EXERCISE BRIEF =>
Copy all lines of the listing that include the string "this".

━━━━━━

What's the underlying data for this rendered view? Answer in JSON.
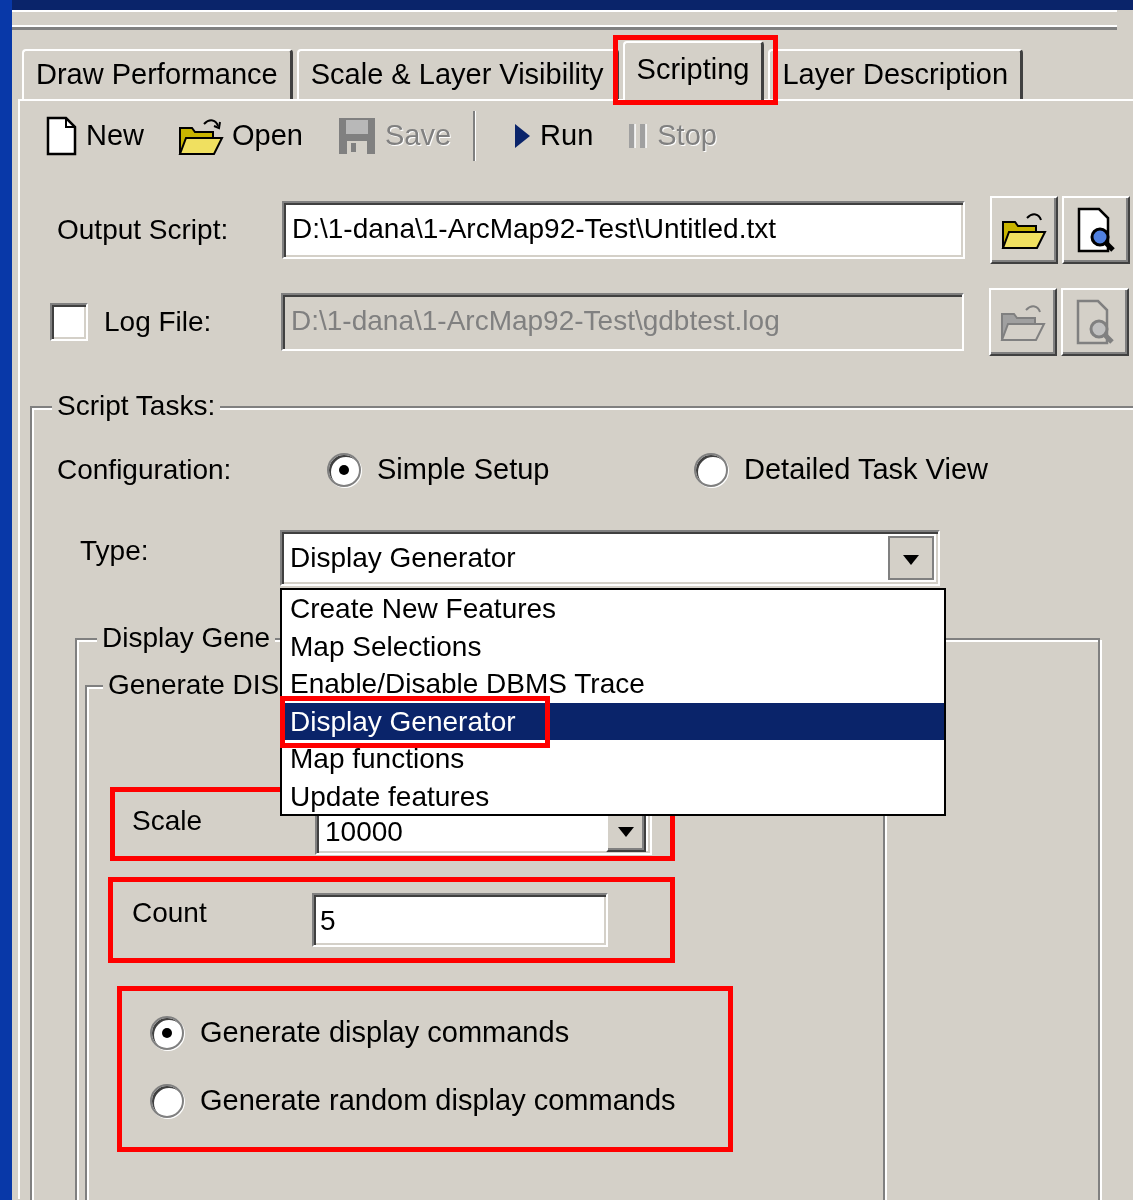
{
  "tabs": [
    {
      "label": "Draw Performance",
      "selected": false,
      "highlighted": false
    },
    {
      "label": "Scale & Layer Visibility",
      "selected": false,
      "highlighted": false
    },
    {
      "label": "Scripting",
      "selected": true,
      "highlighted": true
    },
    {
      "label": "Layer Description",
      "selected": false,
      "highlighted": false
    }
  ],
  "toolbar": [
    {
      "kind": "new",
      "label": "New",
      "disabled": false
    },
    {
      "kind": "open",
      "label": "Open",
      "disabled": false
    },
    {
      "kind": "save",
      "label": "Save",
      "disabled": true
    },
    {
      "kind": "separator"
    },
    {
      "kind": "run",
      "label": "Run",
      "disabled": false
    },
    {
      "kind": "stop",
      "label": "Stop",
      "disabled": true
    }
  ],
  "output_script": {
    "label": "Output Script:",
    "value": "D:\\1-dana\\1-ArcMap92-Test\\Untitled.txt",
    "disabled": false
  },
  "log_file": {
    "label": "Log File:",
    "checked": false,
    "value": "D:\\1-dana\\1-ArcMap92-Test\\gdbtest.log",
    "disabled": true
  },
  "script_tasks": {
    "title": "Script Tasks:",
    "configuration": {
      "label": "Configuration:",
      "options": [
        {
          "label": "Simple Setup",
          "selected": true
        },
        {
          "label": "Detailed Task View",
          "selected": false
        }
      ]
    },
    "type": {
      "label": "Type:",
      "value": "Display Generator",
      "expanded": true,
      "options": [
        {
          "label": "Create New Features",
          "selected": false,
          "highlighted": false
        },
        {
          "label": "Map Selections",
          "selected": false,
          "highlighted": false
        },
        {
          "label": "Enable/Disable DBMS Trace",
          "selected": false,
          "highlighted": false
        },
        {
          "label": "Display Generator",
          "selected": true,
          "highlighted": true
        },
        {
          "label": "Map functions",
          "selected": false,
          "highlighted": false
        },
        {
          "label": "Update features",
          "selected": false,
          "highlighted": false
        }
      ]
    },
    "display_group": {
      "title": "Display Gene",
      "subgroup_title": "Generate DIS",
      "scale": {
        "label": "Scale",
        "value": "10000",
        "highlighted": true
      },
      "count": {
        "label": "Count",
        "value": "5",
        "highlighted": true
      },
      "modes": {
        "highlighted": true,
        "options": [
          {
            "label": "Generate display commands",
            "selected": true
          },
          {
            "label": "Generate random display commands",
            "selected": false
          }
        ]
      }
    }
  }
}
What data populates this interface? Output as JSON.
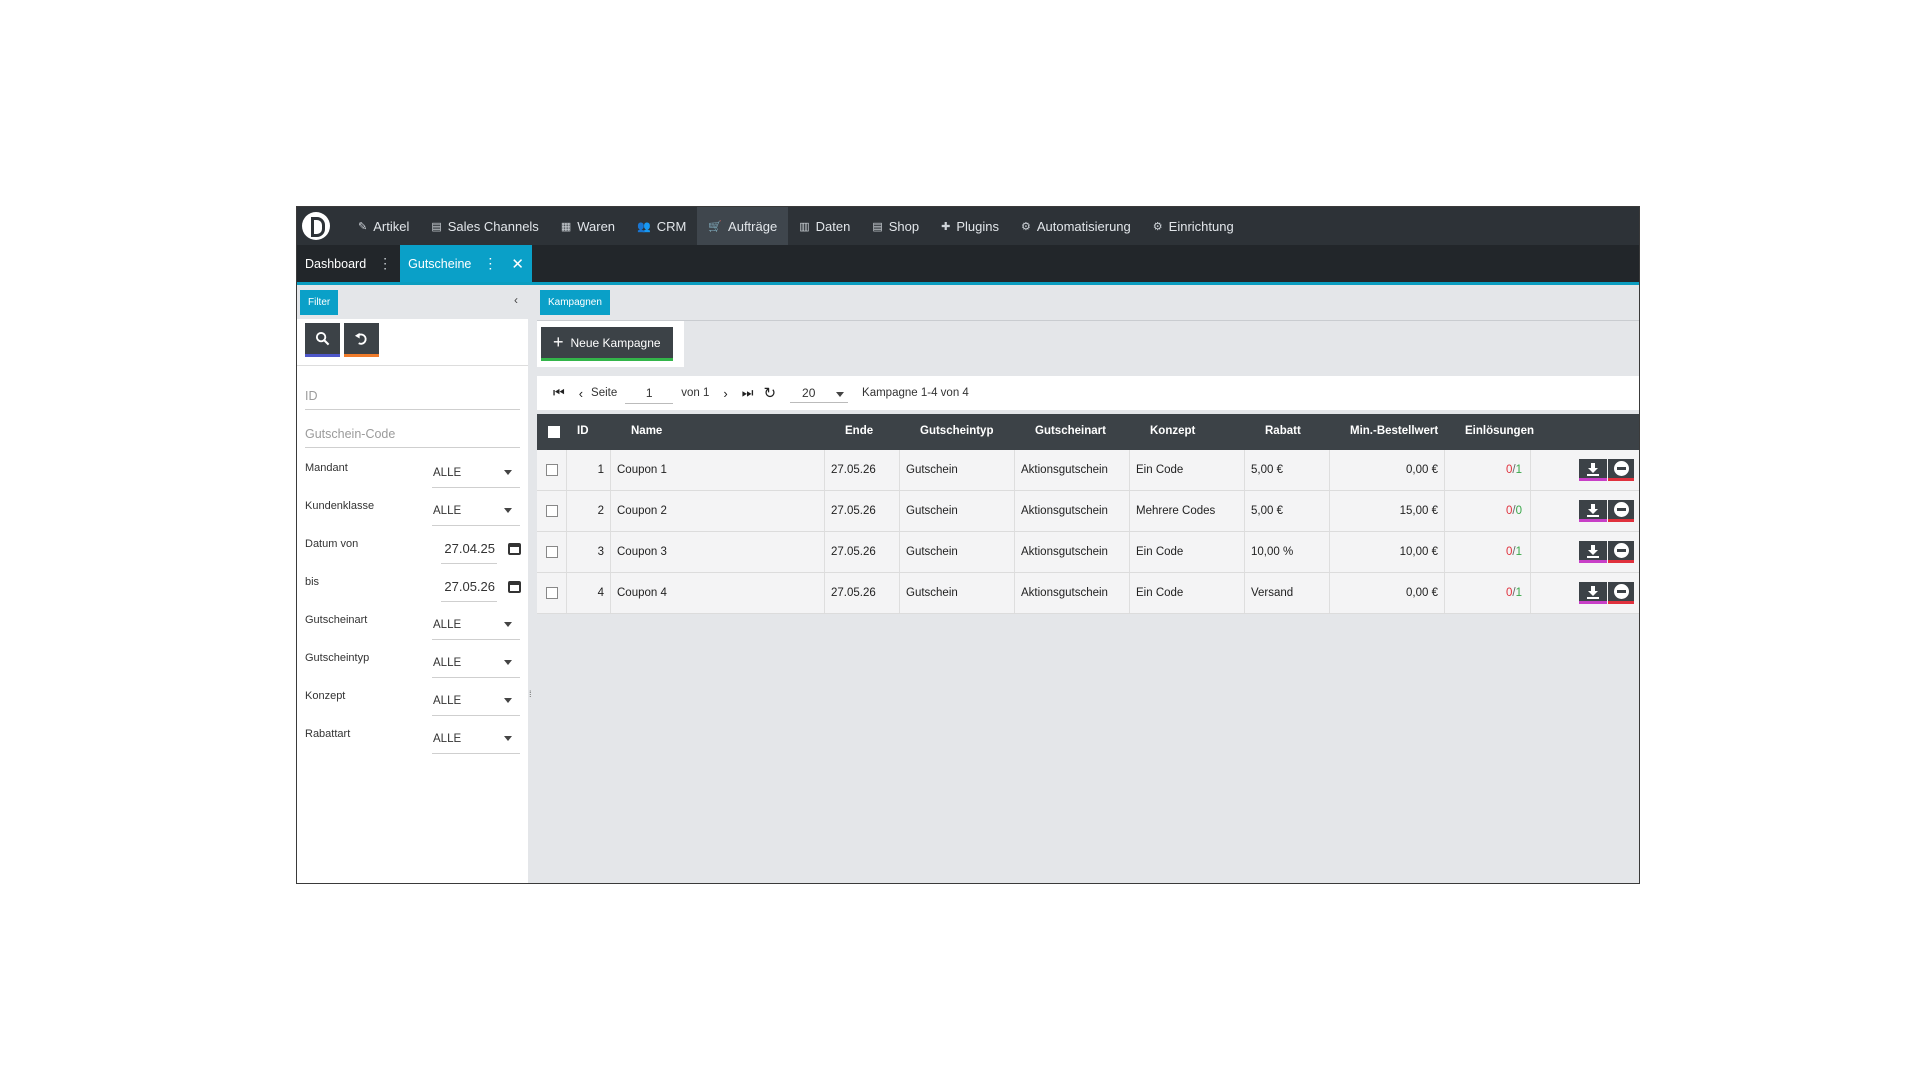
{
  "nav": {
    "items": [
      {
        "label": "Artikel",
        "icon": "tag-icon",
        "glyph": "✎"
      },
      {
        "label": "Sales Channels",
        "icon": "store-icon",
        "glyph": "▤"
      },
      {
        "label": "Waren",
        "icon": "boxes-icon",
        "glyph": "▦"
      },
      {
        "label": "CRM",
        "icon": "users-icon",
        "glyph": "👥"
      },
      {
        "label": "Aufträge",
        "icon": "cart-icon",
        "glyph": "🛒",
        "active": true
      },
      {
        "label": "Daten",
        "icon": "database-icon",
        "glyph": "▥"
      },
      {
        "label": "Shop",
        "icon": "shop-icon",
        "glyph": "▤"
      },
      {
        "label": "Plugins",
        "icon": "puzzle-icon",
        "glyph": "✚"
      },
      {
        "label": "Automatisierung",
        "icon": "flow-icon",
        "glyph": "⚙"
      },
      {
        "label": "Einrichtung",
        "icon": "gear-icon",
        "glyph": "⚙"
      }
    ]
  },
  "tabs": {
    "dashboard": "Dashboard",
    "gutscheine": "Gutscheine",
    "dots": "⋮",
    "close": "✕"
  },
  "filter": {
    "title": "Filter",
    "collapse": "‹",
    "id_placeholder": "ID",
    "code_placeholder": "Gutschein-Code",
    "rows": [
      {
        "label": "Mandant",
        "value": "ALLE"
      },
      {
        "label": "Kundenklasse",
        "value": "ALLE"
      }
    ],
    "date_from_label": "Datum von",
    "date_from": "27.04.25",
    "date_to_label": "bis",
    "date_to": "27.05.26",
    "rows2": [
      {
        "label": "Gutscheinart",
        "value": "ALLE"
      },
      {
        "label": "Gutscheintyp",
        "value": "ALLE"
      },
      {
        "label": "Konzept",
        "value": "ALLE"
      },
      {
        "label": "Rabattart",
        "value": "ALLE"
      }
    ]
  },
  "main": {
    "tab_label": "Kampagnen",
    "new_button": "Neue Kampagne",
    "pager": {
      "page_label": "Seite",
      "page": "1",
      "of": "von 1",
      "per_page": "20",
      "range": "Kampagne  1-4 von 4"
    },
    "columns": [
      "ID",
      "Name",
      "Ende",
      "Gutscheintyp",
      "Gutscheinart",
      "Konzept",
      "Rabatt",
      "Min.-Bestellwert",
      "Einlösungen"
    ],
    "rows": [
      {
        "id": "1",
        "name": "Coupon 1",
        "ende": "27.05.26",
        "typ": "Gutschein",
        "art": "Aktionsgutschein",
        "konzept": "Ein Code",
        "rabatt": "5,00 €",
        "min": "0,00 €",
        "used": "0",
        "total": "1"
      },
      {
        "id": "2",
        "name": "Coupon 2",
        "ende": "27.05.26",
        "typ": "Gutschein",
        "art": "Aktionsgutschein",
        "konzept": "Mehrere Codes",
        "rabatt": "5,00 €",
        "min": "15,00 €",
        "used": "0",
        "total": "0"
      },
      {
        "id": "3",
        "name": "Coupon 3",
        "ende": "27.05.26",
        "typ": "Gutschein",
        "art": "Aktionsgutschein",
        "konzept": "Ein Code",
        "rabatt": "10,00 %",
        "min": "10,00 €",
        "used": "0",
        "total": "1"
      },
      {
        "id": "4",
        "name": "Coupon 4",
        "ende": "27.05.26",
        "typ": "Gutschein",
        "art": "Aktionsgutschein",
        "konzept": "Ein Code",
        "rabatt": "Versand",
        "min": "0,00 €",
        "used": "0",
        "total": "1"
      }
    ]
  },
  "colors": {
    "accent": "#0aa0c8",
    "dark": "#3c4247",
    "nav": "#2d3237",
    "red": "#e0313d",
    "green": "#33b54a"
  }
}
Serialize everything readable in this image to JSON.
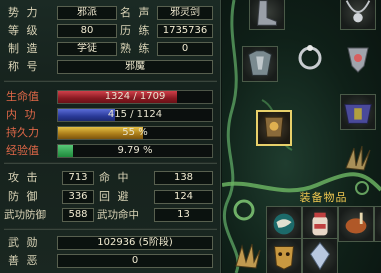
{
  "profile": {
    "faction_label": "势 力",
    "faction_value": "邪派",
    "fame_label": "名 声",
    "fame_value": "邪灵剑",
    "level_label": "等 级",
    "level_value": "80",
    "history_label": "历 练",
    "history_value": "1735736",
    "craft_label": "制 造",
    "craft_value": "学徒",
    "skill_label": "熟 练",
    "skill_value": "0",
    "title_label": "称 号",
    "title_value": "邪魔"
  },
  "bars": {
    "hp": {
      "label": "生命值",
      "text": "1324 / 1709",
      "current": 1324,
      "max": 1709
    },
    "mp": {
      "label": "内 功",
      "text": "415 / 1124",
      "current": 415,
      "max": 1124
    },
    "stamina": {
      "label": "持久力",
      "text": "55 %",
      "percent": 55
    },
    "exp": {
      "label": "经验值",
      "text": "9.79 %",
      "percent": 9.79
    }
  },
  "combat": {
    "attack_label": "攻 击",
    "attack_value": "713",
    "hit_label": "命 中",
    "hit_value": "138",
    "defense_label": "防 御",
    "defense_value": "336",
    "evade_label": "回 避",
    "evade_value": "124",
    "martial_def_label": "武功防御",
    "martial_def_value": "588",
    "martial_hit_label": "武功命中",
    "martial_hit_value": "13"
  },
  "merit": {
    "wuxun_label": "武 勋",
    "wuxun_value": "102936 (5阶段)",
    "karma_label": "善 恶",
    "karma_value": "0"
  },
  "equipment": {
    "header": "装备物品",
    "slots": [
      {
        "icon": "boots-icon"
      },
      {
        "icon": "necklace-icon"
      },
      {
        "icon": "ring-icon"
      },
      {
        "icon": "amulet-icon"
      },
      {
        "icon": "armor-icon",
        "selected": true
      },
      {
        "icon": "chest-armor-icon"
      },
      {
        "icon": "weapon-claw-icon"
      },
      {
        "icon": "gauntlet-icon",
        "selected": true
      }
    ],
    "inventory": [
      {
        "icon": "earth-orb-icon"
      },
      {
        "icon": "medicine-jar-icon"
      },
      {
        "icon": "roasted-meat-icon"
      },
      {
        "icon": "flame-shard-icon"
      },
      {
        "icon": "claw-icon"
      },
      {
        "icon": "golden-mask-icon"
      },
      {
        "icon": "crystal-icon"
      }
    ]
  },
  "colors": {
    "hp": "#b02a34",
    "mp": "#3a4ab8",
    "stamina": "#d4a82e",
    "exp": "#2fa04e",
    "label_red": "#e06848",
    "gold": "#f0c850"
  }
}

━━━━━━

TASK OUTPUT =>
What's the underlying data for this rendered view? Answer in JSON.
What data populates this interface? Output as JSON.
Serialize everything readable in this image to JSON.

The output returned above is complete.